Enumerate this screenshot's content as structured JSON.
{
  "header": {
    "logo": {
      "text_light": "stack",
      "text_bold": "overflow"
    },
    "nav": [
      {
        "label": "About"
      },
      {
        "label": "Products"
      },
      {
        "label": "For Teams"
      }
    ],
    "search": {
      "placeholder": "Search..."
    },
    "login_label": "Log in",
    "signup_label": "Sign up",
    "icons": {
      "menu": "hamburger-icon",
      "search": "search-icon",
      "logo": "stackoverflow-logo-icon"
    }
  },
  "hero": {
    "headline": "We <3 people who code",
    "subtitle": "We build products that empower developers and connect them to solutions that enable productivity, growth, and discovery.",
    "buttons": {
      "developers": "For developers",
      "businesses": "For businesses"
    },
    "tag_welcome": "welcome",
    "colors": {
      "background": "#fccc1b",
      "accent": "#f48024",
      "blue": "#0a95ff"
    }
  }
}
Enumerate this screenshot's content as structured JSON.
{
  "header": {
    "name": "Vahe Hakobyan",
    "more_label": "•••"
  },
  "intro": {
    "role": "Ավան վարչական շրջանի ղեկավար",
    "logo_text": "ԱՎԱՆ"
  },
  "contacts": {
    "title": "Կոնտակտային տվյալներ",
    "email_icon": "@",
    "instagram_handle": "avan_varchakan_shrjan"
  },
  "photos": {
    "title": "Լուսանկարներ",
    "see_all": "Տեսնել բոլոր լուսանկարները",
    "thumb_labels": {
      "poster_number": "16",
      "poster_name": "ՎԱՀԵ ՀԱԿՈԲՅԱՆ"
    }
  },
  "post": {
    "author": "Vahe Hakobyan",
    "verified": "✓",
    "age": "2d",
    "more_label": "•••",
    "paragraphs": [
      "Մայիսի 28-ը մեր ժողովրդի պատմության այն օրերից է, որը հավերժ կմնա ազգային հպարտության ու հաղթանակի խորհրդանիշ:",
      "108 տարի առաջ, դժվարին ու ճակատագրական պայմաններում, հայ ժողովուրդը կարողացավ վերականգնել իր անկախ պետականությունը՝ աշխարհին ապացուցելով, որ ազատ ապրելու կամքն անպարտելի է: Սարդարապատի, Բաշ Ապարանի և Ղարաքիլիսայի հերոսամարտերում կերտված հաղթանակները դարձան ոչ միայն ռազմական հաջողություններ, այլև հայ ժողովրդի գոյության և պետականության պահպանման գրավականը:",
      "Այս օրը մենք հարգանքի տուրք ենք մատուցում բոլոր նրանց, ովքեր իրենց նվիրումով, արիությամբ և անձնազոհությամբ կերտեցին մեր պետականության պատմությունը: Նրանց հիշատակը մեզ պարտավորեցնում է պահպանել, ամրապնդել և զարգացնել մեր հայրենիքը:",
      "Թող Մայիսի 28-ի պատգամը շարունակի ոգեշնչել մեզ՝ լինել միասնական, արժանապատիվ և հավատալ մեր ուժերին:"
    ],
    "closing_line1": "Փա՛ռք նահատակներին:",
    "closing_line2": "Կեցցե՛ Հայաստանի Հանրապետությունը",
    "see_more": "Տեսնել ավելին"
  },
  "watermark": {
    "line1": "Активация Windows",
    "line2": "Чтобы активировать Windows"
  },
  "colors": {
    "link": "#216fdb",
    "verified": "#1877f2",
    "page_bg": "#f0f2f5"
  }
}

> [Description of the task] From the data above, copy each line that has the string "Տեսնել".

> [Reply to the task]
    "see_all": "Տեսնել բոլոր լուսանկարները",
    "see_more": "Տեսնել ավելին"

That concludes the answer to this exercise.